REQUEST –
Exactly as written, quote every line that follows, skipping the images.

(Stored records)
__________________________________________________

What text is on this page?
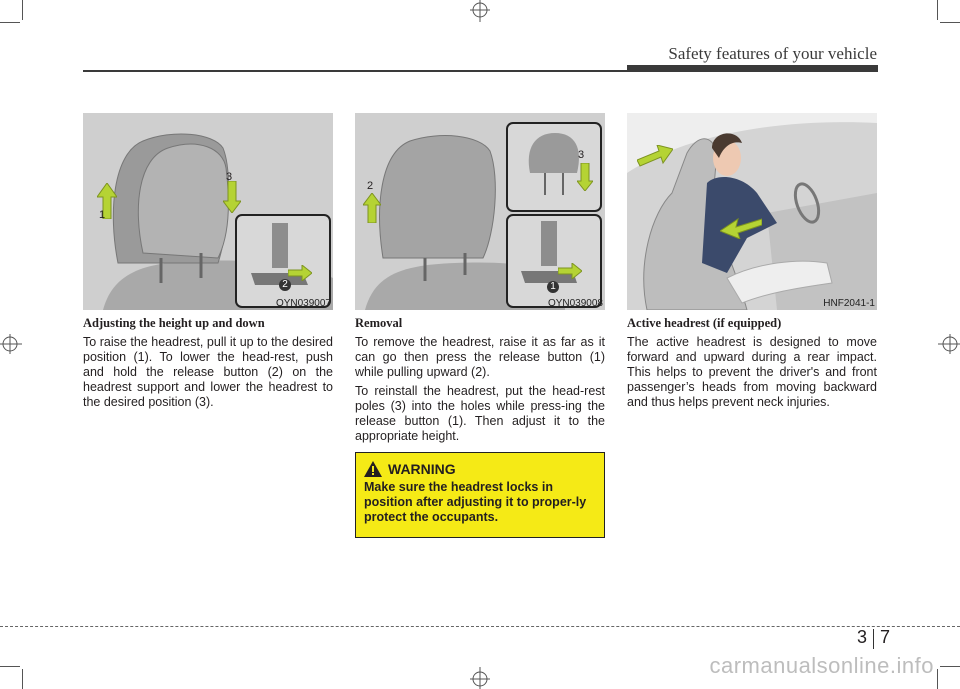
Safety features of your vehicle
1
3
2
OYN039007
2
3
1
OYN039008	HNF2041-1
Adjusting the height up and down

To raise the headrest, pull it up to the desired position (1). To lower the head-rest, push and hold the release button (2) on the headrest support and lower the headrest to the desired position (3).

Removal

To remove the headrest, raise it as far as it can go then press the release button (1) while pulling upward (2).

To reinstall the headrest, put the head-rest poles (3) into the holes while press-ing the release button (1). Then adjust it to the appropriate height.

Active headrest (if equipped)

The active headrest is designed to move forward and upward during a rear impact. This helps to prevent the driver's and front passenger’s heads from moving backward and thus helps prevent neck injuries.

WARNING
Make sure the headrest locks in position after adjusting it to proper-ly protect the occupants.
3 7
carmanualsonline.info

__________________________________________________

WRITTEN RESPONSE –
What text is on this page?
Safety features of your vehicle
1
3
2
OYN039007
2
3
1
OYN039008	HNF2041-1
Adjusting the height up and down

To raise the headrest, pull it up to the desired position (1). To lower the head-rest, push and hold the release button (2) on the headrest support and lower the headrest to the desired position (3).

Removal

To remove the headrest, raise it as far as it can go then press the release button (1) while pulling upward (2).

To reinstall the headrest, put the head-rest poles (3) into the holes while press-ing the release button (1). Then adjust it to the appropriate height.

Active headrest (if equipped)

The active headrest is designed to move forward and upward during a rear impact. This helps to prevent the driver's and front passenger’s heads from moving backward and thus helps prevent neck injuries.

WARNING
Make sure the headrest locks in position after adjusting it to proper-ly protect the occupants.
3 7
carmanualsonline.info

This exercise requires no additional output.